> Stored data
==*==
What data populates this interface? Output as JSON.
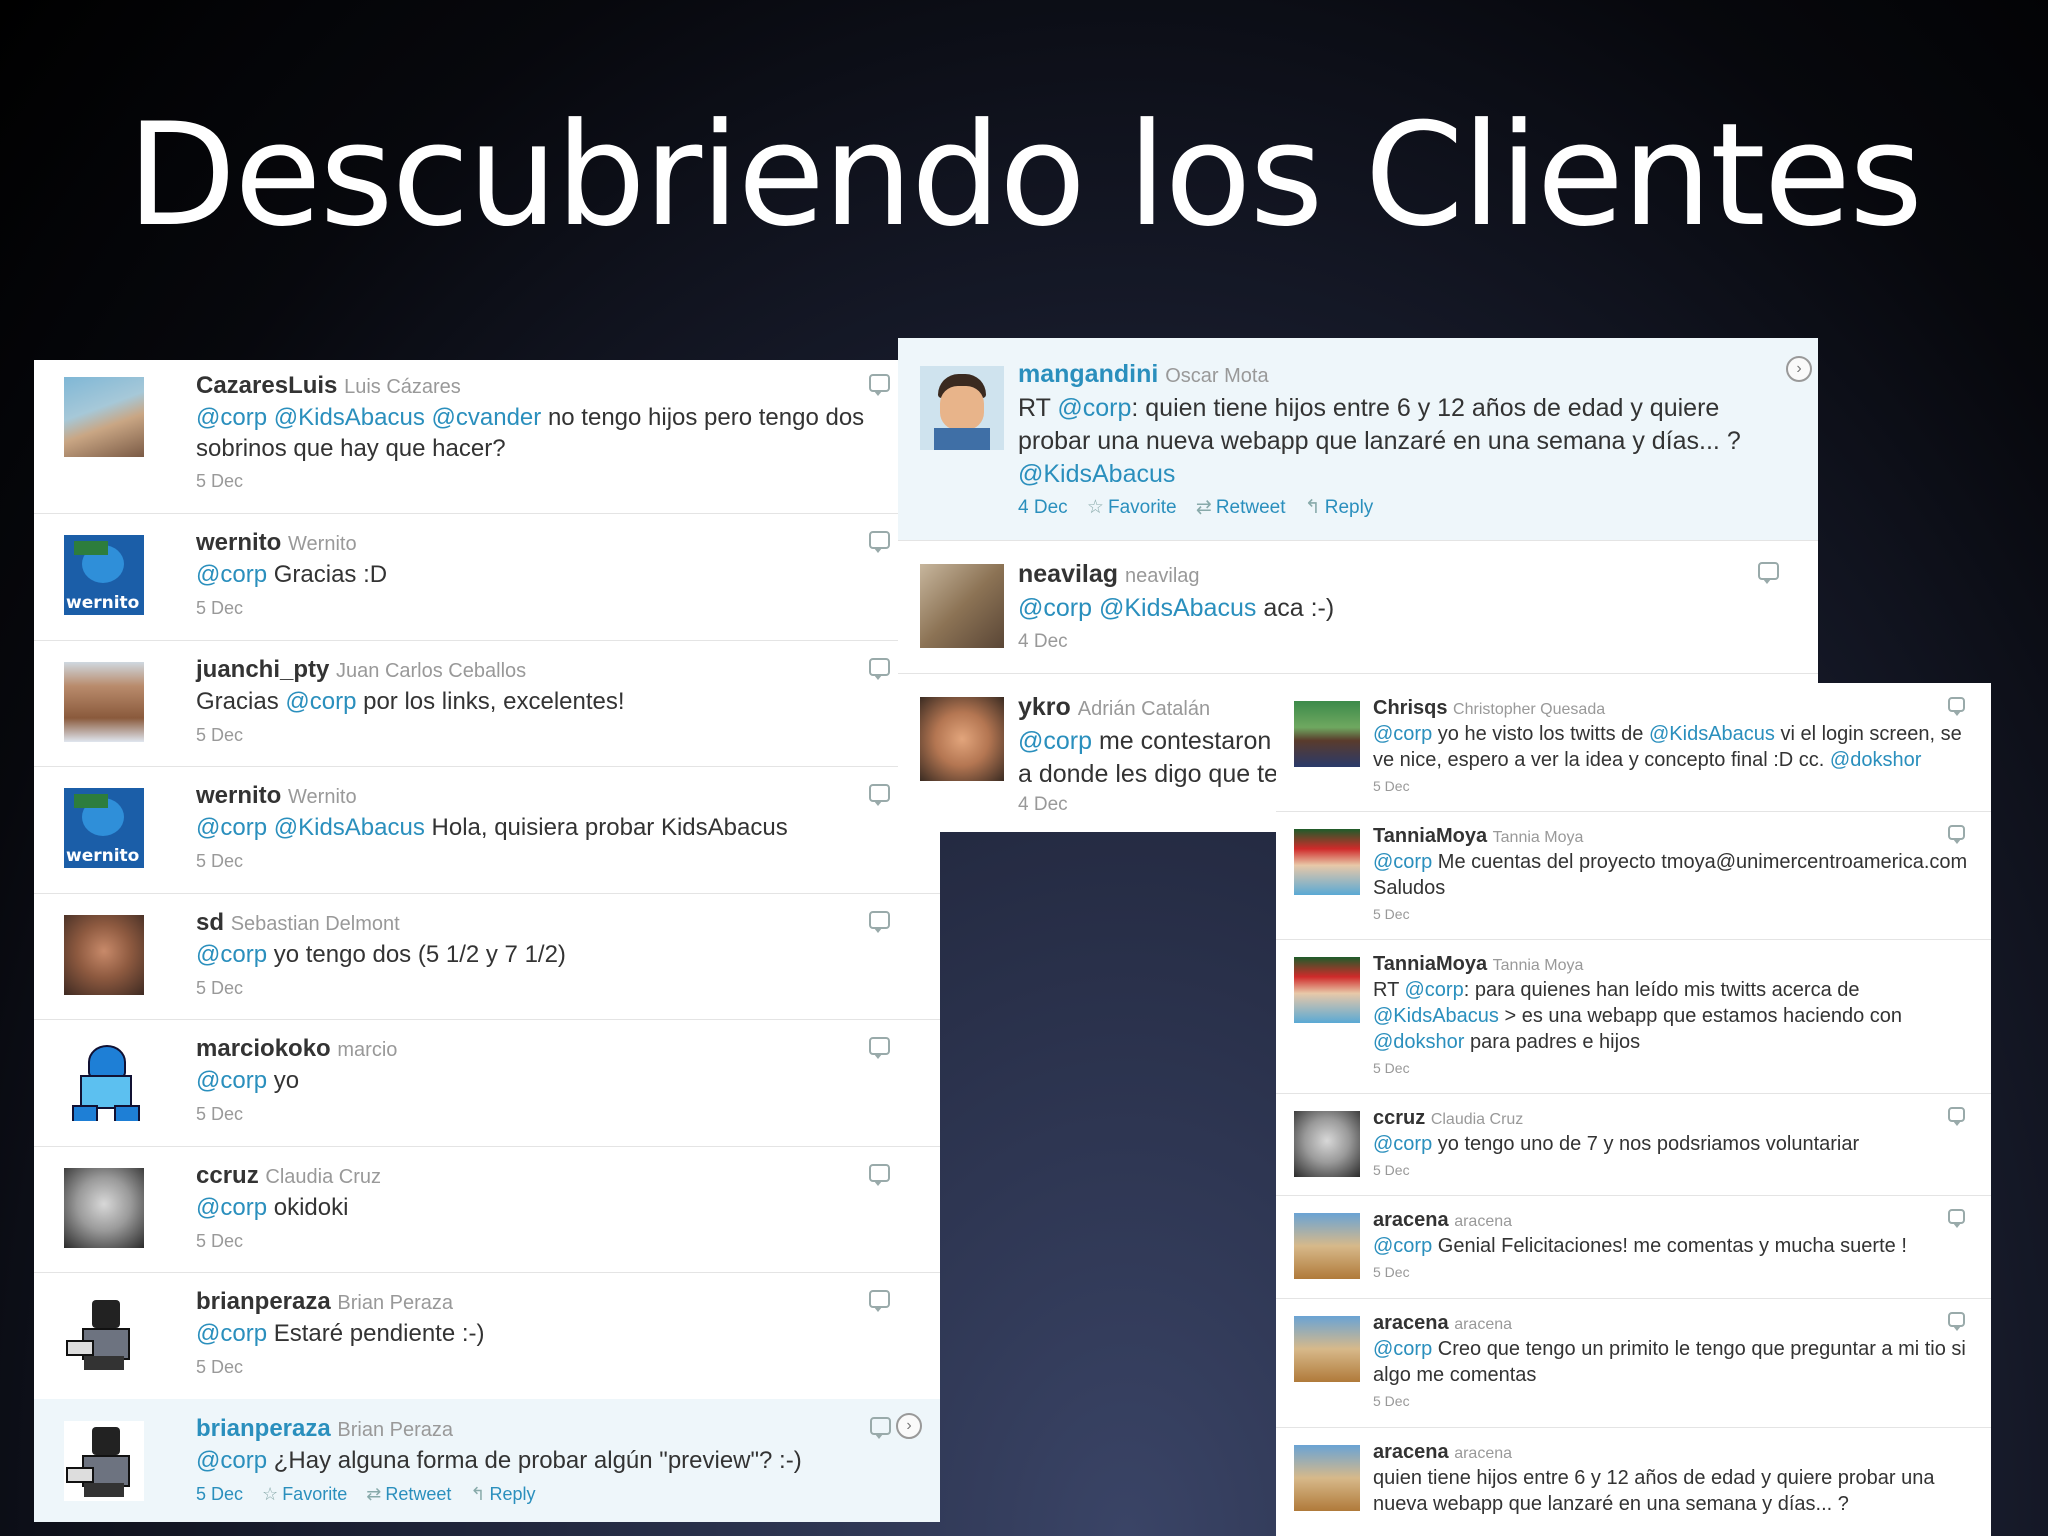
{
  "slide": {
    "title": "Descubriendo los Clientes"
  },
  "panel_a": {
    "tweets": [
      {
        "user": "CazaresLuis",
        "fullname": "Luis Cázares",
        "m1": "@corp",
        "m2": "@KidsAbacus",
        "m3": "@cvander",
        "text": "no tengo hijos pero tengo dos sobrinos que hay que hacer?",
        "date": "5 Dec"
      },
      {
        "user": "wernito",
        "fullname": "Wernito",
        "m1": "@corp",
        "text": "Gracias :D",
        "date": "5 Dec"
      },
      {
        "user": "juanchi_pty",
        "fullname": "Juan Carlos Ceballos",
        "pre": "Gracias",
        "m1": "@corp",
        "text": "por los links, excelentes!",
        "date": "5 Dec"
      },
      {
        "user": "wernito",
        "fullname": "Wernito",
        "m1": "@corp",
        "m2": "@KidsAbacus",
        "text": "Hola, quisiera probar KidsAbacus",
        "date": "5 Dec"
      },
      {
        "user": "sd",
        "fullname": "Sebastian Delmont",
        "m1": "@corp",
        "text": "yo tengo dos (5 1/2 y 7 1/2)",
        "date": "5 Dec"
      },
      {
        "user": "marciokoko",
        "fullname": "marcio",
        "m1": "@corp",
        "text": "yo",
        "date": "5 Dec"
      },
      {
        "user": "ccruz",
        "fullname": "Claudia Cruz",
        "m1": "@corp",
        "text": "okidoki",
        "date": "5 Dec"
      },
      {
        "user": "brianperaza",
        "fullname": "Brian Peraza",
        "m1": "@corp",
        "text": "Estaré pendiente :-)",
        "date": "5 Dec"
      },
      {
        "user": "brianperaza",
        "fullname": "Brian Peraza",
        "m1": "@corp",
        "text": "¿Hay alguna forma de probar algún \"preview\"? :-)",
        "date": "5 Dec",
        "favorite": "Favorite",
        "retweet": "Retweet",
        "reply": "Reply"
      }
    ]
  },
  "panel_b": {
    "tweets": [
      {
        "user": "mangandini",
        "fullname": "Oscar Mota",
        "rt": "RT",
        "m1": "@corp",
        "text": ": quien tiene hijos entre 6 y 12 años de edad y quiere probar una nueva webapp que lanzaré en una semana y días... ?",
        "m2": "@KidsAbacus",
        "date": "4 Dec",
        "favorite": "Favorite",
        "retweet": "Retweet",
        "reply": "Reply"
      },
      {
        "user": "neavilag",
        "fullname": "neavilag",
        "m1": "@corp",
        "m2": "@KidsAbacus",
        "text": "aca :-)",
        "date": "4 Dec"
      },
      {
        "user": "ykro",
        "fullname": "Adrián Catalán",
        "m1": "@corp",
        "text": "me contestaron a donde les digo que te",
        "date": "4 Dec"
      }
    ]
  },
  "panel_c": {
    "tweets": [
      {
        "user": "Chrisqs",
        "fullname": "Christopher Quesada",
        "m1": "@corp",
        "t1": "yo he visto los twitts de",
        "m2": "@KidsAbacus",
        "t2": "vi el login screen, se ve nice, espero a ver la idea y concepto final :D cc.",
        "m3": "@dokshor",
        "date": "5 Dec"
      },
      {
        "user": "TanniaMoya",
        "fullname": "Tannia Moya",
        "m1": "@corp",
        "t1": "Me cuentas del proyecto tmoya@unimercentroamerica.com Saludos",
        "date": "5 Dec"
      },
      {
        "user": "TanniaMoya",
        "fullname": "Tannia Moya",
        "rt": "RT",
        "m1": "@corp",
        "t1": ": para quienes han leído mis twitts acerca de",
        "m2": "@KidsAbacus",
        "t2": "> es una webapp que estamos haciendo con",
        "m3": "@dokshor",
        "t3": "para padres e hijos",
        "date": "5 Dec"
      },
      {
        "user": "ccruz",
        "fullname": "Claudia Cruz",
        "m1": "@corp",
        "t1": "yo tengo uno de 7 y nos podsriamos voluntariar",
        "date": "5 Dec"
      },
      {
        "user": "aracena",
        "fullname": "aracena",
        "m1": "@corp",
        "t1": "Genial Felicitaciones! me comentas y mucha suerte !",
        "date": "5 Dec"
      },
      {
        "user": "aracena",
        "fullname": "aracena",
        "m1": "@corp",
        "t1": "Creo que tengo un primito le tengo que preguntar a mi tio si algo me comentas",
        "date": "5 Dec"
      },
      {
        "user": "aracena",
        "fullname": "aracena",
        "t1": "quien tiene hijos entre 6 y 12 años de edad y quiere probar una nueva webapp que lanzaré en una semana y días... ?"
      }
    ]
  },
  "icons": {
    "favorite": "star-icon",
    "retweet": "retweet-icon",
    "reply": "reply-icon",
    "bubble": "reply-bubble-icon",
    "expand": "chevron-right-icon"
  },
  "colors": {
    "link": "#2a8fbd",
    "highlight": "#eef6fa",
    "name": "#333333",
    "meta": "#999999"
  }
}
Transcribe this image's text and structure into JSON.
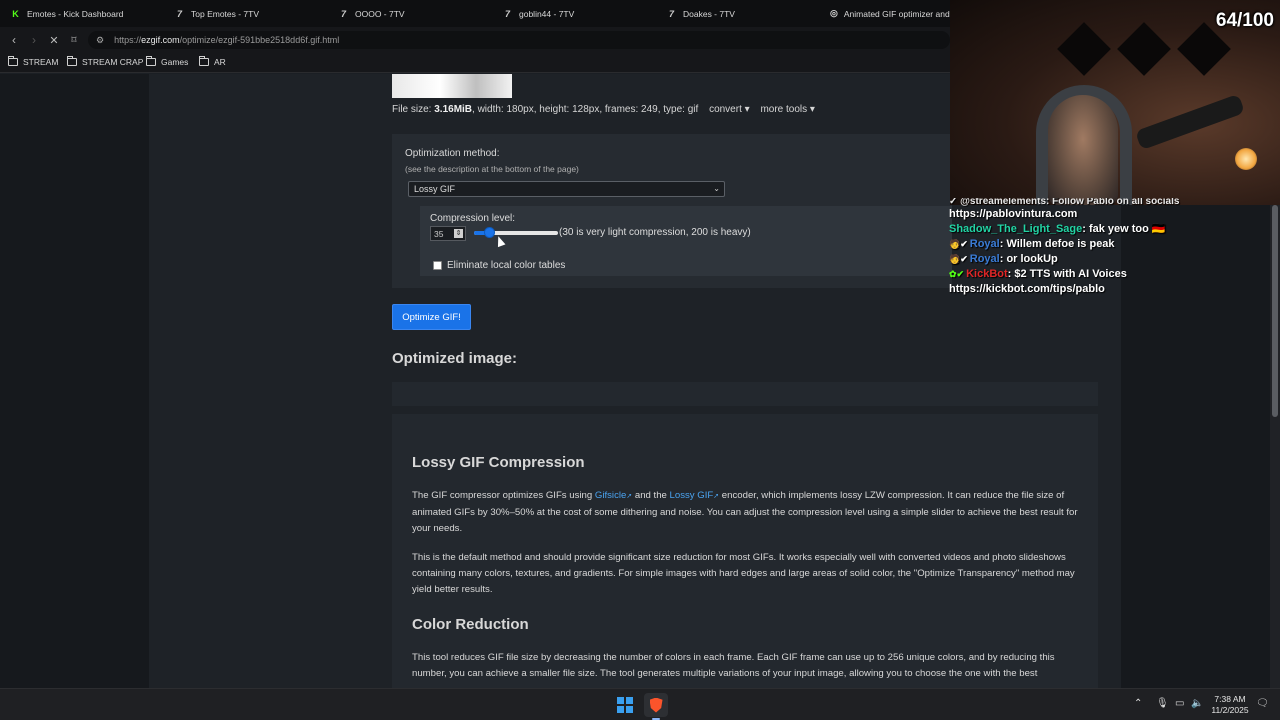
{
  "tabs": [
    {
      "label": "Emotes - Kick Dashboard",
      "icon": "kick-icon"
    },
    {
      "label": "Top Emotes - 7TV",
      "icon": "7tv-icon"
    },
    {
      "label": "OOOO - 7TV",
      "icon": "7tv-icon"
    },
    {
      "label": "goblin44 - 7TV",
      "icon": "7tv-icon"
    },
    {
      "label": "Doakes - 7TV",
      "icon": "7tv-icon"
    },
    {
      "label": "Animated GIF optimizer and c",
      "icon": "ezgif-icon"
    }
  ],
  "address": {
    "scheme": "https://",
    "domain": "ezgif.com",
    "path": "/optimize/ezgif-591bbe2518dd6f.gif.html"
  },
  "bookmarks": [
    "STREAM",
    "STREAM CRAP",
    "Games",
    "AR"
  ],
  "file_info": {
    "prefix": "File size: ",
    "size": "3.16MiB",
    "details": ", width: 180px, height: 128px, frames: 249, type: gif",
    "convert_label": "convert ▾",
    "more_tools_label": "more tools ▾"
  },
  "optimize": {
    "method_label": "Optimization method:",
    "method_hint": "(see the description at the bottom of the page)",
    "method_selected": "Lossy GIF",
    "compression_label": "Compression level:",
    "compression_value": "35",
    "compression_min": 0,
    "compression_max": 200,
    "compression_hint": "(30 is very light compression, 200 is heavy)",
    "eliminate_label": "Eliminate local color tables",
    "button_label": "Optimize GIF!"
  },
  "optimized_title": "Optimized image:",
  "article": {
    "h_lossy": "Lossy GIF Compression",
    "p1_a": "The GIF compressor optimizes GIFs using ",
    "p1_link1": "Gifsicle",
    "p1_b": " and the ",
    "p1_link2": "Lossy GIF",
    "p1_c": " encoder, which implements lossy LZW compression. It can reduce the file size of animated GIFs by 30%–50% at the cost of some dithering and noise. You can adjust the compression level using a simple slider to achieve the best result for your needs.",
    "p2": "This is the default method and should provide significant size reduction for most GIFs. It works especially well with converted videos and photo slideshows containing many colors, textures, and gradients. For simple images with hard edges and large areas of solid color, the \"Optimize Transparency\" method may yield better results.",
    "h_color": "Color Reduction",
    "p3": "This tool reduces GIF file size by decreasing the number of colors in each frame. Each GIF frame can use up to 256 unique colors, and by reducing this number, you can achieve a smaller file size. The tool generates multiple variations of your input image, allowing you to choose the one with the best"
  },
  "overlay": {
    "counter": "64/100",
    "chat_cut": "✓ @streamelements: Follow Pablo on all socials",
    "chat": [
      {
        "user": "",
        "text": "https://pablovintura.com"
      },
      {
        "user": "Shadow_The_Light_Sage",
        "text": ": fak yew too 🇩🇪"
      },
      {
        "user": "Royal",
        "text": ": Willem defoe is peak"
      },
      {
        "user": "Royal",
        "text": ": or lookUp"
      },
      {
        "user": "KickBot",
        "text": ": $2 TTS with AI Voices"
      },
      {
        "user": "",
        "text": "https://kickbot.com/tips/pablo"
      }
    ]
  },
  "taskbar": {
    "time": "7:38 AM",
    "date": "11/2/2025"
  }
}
==*==
> Given request
Pick out all lines from the data above in which the word "entre" appears.

> Solved problem
        "text": ": quien tiene hijos entre 6 y 12 años de edad y quiere probar una nueva webapp que lanzaré en una semana y días... ?",
        "t1": "quien tiene hijos entre 6 y 12 años de edad y quiere probar una nueva webapp que lanzaré en una semana y días... ?"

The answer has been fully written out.